EXERCICES:
a: Reproduisez tel quel tout ce qui va de « Afin de synchroniser » jusqu'à « pour nos neurones. » dans l'extrait.
b: D'après l'extrait, vers qui Berardi dit-il que nous devons tourner notre attention pour vraiment comprendre la surcharge d'informations ?

EXTRAIT DU DOCUMENT:
========

Afin de synchroniser leurs corps avec cette temporalité, les travailleurs ont recours à diverses drogues, Prozac, Viagra, cocaïne ou Ritalin. En appliquant cette analyse à l'Internet, nous observons ces deux tendances - expansion des capacités de stockage et compression de la temporalité - qui rendent le travail en ligne si stressant. C'est là "l'origine du chaos contemporain". Le chaos apparaît lorsque le monde tourne trop vite pour nos neurones.
Selon Berardi, nous devons tourner notre attention vers les natifs numériques (digital natives) si nous voulons vraiment comprendre cette surcharge d'informations. La question de savoir si les plus anciennes générations souffrent de la saturation d'infos ne doit pas déterminer cette analyse. Berardi:
"Ne vous demandez pas si vous pouvez suivre ou non. Il ne s'agit pas d'adaptation ou de choix. Le dieu grec de la chasse et de la musique primitive, Pan, symbole de plénitude et d'abondance, n'a jamais été stigmatisé comme un problème. L'humanité a toujours été impressionnée par le scintillement de milliards d'étoiles dans le ciel nocturne - sans pour autant paniquer devant leur multitude".

========

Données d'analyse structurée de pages
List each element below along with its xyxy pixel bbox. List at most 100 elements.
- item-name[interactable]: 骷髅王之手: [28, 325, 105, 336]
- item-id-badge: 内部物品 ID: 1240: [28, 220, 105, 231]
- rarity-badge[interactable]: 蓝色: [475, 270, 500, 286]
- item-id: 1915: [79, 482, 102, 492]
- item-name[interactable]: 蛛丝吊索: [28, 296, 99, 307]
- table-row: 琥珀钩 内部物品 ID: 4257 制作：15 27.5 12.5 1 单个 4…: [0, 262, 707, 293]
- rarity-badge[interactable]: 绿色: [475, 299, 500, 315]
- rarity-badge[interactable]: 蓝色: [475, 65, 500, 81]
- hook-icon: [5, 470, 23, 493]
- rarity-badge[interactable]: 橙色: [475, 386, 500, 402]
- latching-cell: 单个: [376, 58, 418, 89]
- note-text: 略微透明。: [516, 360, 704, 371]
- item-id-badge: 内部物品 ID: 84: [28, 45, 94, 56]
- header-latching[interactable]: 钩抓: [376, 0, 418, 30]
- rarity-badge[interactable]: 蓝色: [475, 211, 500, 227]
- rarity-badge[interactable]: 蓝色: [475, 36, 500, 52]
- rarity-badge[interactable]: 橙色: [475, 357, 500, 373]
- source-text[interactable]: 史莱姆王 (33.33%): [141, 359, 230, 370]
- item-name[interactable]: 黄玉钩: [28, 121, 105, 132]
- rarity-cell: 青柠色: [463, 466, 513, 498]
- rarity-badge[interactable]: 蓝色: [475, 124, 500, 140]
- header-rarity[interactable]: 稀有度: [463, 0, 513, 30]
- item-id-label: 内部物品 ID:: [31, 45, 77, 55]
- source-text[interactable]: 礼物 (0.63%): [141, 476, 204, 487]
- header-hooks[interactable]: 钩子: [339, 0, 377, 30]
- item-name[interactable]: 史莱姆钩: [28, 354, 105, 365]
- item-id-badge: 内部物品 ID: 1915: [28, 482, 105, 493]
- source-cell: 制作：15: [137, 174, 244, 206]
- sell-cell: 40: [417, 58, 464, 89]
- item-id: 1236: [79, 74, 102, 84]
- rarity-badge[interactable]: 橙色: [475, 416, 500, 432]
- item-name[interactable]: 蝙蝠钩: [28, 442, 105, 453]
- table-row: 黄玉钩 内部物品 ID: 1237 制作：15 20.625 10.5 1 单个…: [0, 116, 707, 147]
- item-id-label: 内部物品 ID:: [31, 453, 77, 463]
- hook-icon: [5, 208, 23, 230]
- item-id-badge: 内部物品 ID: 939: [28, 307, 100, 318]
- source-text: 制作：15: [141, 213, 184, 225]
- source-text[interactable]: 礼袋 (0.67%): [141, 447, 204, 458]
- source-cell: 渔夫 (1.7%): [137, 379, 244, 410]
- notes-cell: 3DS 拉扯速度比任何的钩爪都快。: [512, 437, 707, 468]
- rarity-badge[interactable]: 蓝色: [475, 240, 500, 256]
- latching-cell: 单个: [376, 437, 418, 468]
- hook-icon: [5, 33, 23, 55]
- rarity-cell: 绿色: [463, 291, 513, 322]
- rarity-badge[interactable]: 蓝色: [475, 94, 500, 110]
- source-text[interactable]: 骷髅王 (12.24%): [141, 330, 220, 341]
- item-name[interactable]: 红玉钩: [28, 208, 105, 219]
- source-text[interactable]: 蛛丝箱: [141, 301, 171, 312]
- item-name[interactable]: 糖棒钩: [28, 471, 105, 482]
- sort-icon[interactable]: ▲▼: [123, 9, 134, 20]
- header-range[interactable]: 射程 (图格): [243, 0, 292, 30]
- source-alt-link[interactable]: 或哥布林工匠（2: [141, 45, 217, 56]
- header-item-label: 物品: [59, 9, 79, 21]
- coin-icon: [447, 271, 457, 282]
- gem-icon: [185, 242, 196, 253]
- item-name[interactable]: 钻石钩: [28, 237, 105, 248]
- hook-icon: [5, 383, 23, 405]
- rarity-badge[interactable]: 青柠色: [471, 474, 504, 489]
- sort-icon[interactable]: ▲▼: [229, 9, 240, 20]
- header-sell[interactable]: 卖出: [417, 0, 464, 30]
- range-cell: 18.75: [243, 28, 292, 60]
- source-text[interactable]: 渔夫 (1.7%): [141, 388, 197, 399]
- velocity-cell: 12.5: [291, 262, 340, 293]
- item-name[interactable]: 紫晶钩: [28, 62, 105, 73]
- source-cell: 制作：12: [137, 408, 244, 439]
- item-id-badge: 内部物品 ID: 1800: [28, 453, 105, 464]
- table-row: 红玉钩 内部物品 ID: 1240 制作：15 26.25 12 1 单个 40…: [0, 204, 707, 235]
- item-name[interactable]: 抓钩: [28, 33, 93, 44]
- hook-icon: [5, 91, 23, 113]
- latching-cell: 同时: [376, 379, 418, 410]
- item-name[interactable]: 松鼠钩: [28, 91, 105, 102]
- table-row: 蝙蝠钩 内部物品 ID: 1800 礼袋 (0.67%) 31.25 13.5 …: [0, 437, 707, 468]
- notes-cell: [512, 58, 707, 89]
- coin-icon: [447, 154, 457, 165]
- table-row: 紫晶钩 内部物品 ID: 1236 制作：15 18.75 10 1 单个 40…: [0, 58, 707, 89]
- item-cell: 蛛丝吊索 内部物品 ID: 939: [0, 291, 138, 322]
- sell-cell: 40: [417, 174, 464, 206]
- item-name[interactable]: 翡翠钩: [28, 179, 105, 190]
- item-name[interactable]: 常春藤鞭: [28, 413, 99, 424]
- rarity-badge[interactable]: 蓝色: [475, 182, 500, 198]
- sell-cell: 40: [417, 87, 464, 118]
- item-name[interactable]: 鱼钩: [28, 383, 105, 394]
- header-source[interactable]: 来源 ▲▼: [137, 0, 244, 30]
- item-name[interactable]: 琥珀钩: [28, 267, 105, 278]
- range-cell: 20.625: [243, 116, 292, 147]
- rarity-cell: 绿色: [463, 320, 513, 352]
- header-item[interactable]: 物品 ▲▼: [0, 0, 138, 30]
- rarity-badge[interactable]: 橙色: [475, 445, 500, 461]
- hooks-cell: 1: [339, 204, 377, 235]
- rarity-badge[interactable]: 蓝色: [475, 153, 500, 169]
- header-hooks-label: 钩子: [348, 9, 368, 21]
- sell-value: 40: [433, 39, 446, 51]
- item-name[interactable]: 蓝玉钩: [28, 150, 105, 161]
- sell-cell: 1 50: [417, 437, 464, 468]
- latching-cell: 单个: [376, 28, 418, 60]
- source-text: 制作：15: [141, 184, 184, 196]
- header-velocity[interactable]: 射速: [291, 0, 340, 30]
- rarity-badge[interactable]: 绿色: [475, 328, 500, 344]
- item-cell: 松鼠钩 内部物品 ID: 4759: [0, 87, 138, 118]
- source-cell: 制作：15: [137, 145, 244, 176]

========

RÉPONSES:
a:
Afin de synchroniser leurs corps avec cette temporalité, les travailleurs ont recours à diverses drogues, Prozac, Viagra, cocaïne ou Ritalin. En appliquant cette analyse à l'Internet, nous observons ces deux tendances - expansion des capacités de stockage et compression de la temporalité - qui rendent le travail en ligne si stressant. C'est là "l'origine du chaos contemporain". Le chaos apparaît lorsque le monde tourne trop vite pour nos neurones.

b: Vers les natifs numériques (digital natives).